> _TASK BRIEF_
From the records below, copy every line that contains the word "August".

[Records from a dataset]
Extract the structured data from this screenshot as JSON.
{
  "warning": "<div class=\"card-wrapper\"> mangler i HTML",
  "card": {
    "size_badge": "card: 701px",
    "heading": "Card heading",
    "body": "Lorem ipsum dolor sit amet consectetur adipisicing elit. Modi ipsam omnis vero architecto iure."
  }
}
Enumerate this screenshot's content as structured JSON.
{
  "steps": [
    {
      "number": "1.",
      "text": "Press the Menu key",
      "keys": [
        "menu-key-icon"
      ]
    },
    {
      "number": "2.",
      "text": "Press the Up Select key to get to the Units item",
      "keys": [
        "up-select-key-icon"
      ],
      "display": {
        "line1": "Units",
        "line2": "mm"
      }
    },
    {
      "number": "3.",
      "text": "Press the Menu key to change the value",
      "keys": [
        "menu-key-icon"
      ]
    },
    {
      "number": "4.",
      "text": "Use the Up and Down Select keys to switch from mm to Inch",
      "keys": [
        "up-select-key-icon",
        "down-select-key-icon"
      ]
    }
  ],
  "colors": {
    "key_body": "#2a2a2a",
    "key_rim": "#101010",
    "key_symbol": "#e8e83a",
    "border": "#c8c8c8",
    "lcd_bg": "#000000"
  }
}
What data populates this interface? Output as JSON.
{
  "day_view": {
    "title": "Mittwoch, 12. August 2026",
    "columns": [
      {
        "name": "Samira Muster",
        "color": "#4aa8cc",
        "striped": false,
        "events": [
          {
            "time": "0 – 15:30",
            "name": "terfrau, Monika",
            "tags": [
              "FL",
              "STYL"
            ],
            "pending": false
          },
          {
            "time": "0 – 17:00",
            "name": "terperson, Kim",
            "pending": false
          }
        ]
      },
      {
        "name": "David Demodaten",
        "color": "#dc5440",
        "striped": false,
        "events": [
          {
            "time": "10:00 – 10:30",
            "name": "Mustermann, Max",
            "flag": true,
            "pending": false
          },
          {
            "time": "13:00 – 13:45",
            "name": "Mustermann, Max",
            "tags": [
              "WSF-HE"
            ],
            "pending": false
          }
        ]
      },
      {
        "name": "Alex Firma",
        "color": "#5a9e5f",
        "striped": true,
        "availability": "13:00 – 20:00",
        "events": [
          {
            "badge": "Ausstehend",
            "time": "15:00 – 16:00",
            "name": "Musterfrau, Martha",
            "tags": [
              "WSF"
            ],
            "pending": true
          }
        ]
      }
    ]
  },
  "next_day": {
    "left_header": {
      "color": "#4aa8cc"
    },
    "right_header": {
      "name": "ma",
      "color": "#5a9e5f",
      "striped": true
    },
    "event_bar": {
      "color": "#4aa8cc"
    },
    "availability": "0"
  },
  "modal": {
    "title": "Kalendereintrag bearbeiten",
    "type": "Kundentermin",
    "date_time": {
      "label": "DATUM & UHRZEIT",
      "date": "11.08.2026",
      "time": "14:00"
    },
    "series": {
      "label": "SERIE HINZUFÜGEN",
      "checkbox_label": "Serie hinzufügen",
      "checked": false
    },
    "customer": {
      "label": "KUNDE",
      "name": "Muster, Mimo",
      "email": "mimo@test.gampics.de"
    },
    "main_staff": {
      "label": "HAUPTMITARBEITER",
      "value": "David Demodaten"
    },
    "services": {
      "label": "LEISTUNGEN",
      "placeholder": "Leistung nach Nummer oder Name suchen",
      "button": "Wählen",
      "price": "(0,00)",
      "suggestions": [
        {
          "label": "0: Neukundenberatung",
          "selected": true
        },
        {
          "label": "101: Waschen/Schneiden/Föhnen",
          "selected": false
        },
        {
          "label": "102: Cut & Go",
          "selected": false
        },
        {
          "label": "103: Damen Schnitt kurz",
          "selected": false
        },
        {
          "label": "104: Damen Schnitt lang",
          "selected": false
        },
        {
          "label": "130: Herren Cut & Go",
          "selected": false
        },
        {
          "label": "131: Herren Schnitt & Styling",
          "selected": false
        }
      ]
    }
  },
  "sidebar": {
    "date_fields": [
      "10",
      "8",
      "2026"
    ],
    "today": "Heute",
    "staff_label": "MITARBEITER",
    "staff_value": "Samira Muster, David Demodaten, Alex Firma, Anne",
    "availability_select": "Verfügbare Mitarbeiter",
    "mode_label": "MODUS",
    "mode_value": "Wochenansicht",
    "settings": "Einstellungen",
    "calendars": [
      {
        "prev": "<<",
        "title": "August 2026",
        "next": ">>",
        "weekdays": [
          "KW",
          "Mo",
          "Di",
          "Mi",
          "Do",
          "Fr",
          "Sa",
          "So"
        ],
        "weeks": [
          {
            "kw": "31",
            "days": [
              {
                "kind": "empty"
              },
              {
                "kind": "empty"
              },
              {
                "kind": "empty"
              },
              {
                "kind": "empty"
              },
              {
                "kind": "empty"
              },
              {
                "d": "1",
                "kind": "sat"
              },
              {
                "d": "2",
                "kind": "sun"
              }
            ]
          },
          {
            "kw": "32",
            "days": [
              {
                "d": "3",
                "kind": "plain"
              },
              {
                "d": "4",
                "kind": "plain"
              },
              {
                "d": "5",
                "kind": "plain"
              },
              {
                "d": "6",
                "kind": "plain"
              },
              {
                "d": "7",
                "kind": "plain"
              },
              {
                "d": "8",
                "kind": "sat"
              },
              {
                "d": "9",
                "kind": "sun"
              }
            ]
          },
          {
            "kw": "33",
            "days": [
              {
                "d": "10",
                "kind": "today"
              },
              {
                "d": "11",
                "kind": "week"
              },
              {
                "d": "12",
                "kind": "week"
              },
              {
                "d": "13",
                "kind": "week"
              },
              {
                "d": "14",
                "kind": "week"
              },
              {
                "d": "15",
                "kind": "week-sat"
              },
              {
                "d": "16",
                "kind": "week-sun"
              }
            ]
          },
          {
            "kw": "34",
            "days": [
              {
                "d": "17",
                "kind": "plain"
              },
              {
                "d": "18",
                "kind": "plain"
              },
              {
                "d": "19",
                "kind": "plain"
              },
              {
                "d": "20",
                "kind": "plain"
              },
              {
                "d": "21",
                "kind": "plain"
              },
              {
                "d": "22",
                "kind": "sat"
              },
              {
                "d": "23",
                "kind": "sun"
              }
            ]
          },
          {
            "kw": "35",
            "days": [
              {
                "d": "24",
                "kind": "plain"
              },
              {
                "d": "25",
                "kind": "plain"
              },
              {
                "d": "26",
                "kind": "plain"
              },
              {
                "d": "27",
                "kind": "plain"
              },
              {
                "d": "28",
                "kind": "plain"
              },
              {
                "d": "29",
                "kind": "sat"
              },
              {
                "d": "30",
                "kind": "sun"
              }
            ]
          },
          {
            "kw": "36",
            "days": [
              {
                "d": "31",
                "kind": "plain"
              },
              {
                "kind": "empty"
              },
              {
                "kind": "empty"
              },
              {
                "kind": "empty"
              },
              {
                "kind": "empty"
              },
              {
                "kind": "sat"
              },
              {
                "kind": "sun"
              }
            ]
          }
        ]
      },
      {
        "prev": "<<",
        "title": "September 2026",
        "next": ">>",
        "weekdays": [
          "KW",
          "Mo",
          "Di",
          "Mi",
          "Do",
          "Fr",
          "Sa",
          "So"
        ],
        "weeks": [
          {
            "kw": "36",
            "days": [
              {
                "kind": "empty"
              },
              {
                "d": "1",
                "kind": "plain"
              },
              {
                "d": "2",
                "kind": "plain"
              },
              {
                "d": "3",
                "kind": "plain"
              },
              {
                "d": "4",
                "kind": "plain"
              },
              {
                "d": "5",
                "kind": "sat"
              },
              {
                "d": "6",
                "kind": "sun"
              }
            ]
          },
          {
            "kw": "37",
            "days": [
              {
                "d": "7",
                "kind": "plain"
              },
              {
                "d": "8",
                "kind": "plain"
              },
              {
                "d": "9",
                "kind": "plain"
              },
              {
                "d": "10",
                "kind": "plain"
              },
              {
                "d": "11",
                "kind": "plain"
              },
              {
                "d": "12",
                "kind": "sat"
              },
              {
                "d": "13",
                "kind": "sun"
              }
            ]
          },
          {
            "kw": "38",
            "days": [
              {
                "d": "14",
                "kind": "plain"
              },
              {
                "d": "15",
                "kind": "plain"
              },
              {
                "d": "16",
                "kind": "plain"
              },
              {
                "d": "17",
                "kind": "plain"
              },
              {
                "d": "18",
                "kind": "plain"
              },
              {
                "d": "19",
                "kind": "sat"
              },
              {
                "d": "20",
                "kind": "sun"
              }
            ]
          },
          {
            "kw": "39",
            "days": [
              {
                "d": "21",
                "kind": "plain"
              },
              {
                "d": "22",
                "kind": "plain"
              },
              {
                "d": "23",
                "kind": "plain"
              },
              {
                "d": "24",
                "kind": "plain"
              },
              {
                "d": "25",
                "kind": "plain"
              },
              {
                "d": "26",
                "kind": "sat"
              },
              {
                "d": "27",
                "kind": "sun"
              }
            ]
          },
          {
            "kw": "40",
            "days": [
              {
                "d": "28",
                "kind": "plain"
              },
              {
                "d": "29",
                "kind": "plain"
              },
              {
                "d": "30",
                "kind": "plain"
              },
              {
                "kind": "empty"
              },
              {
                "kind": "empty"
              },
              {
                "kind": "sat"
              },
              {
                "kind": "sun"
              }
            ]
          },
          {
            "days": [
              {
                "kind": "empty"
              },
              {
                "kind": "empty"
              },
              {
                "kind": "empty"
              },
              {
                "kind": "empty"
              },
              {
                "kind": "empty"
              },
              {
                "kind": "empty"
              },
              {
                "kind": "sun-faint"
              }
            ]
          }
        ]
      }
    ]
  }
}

> _RESULT OF THIS TASK_
    "title": "Mittwoch, 12. August 2026",
        "title": "August 2026",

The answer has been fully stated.